SHORT EXERCISE
Every record should be written out exactly, please.

Dataset records
* * * *
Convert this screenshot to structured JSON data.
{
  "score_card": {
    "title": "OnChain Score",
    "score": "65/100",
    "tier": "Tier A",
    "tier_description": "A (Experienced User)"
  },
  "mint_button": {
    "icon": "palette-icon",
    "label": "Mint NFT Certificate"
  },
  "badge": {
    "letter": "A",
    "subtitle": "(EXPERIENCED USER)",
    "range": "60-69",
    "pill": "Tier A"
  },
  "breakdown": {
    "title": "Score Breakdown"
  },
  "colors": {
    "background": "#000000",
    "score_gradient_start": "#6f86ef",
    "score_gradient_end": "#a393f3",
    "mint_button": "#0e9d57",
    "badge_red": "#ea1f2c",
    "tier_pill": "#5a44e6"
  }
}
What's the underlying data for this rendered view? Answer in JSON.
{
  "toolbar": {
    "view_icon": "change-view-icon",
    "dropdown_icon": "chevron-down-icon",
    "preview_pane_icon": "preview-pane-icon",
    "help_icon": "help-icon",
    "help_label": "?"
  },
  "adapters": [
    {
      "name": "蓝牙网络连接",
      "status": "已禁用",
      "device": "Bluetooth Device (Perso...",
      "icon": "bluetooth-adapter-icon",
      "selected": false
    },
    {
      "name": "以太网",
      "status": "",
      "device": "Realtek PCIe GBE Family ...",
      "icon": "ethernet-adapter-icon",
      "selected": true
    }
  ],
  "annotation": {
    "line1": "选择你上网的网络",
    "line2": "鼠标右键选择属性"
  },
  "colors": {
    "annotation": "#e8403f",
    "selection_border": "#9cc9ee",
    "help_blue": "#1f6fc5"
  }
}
* * * *
RESPONSE
Convert this screenshot to structured JSON data.
{
  "score_card": {
    "title": "OnChain Score",
    "score": "65/100",
    "tier": "Tier A",
    "tier_description": "A (Experienced User)"
  },
  "mint_button": {
    "icon": "palette-icon",
    "label": "Mint NFT Certificate"
  },
  "badge": {
    "letter": "A",
    "subtitle": "(EXPERIENCED USER)",
    "range": "60-69",
    "pill": "Tier A"
  },
  "breakdown": {
    "title": "Score Breakdown"
  },
  "colors": {
    "background": "#000000",
    "score_gradient_start": "#6f86ef",
    "score_gradient_end": "#a393f3",
    "mint_button": "#0e9d57",
    "badge_red": "#ea1f2c",
    "tier_pill": "#5a44e6"
  }
}
What's the underlying data for this rendered view? Answer in JSON.
{
  "toolbar": {
    "view_icon": "change-view-icon",
    "dropdown_icon": "chevron-down-icon",
    "preview_pane_icon": "preview-pane-icon",
    "help_icon": "help-icon",
    "help_label": "?"
  },
  "adapters": [
    {
      "name": "蓝牙网络连接",
      "status": "已禁用",
      "device": "Bluetooth Device (Perso...",
      "icon": "bluetooth-adapter-icon",
      "selected": false
    },
    {
      "name": "以太网",
      "status": "",
      "device": "Realtek PCIe GBE Family ...",
      "icon": "ethernet-adapter-icon",
      "selected": true
    }
  ],
  "annotation": {
    "line1": "选择你上网的网络",
    "line2": "鼠标右键选择属性"
  },
  "colors": {
    "annotation": "#e8403f",
    "selection_border": "#9cc9ee",
    "help_blue": "#1f6fc5"
  }
}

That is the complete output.